* SUPPLIED MATERIAL:
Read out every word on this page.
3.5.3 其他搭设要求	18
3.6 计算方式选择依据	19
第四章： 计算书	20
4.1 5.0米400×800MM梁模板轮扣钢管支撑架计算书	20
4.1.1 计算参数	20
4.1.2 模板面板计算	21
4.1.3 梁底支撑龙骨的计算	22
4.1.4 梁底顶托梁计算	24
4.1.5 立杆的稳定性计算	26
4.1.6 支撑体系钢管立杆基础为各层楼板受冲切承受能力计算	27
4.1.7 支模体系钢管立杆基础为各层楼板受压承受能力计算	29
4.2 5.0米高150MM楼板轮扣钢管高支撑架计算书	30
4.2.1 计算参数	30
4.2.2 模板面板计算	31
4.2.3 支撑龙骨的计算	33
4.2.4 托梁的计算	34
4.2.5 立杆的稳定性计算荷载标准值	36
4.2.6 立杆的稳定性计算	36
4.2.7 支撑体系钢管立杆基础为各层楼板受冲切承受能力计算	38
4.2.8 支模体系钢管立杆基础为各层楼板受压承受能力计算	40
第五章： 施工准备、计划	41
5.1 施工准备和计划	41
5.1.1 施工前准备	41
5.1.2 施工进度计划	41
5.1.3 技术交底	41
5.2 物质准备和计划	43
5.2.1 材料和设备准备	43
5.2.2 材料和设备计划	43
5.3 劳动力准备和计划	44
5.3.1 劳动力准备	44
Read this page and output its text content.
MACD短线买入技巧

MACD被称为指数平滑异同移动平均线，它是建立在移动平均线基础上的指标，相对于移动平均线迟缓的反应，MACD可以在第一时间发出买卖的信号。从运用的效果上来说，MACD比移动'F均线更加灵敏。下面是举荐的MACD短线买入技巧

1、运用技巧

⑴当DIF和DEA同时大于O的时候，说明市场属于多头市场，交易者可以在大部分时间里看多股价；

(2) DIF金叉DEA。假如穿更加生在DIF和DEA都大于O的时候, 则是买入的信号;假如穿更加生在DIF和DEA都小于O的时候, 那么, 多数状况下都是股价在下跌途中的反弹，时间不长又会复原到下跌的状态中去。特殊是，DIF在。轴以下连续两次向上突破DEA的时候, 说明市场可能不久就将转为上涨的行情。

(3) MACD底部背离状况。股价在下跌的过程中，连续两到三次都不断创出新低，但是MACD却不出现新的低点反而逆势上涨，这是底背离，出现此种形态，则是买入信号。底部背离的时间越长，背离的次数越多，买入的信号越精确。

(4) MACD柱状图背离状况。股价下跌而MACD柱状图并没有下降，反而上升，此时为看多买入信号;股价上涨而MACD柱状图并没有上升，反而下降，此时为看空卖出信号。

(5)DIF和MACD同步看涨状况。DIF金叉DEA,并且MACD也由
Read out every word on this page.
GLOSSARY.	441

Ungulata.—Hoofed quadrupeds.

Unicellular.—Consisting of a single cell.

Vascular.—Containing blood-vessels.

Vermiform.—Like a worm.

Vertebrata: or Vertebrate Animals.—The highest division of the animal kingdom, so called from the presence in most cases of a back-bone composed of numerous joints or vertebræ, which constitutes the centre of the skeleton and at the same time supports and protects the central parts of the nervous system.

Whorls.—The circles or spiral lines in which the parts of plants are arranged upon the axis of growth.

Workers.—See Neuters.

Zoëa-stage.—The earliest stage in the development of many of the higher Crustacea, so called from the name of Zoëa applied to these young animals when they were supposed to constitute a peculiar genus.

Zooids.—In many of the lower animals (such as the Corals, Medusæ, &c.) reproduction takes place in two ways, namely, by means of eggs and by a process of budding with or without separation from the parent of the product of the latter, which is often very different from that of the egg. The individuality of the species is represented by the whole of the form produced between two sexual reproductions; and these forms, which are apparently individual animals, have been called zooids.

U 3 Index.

* SHORT EXERCISE: Pull out each line of the records holding the string "DIF金叉DEA".

* OUTPUT OF THE TASK:
(2) DIF金叉DEA。假如穿更加生在DIF和DEA都大于O的时候, 则是买入的信号;假如穿更加生在DIF和DEA都小于O的时候, 那么, 多数状况下都是股价在下跌途中的反弹，时间不长又会复原到下跌的状态中去。特殊是，DIF在。轴以下连续两次向上突破DEA的时候, 说明市场可能不久就将转为上涨的行情。
(5)DIF和MACD同步看涨状况。DIF金叉DEA,并且MACD也由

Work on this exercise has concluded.